(YOUR INSTRUCTIONS) Return each line of the listing that contains the string "Итого".

(WORKING DATA)
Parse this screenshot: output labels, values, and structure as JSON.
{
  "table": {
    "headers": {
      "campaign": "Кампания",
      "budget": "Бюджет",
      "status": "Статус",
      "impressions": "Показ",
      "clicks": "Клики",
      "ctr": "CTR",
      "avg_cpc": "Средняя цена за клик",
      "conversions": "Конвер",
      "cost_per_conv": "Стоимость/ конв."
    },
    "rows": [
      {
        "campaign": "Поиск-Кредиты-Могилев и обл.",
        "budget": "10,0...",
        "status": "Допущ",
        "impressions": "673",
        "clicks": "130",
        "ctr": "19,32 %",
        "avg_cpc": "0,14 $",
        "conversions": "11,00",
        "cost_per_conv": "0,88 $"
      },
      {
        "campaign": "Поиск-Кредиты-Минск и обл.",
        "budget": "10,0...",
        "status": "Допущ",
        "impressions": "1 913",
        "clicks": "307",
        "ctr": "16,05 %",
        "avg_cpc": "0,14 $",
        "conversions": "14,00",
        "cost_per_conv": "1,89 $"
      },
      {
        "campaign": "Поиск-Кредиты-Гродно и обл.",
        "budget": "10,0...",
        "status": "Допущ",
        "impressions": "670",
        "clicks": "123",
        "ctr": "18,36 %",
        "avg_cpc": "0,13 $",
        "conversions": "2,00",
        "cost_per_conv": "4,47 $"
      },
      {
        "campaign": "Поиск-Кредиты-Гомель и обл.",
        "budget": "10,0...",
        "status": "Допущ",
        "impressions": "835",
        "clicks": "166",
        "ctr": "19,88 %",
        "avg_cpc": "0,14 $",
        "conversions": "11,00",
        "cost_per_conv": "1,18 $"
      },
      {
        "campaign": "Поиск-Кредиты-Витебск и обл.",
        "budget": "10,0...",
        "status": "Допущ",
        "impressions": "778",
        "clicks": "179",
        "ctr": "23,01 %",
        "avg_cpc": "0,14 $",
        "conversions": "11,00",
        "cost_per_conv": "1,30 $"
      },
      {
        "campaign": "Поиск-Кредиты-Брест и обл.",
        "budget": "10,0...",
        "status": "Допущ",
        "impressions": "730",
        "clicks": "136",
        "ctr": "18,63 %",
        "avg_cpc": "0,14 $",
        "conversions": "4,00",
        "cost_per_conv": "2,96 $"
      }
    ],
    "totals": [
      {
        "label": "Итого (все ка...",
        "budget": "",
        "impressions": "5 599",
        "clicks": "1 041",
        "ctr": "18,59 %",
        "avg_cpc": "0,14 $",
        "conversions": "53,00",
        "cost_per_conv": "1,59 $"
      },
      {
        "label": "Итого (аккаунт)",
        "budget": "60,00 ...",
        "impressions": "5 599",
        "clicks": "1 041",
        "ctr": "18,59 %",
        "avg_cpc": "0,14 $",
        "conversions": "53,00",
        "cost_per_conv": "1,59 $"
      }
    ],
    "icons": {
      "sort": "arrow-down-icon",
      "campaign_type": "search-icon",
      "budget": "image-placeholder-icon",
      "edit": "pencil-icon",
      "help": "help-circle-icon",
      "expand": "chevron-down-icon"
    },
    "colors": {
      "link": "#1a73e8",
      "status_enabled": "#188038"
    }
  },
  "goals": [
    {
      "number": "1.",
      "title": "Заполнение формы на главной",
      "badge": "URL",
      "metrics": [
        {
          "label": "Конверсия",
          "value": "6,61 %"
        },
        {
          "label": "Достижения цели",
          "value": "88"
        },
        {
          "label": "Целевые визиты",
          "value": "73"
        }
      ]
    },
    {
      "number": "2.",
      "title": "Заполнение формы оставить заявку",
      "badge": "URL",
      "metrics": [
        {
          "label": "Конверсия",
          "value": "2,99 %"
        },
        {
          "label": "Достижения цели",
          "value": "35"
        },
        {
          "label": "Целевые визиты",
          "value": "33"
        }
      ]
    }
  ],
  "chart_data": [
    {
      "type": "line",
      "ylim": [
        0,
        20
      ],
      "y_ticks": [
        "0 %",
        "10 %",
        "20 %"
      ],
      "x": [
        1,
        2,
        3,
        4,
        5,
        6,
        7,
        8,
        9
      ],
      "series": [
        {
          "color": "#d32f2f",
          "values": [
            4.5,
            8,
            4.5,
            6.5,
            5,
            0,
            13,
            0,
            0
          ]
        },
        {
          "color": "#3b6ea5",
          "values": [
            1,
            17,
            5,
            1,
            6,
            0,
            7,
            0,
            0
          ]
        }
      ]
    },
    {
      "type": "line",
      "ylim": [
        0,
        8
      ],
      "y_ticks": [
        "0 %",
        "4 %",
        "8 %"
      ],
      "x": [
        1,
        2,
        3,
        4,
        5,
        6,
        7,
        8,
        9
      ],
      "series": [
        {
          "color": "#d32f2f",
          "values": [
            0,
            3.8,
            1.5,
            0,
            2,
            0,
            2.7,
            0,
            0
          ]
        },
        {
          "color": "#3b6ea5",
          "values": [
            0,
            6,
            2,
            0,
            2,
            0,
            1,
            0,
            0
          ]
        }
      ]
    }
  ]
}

(FINAL RESULT)
        "label": "Итого (все ка...",
        "label": "Итого (аккаунт)",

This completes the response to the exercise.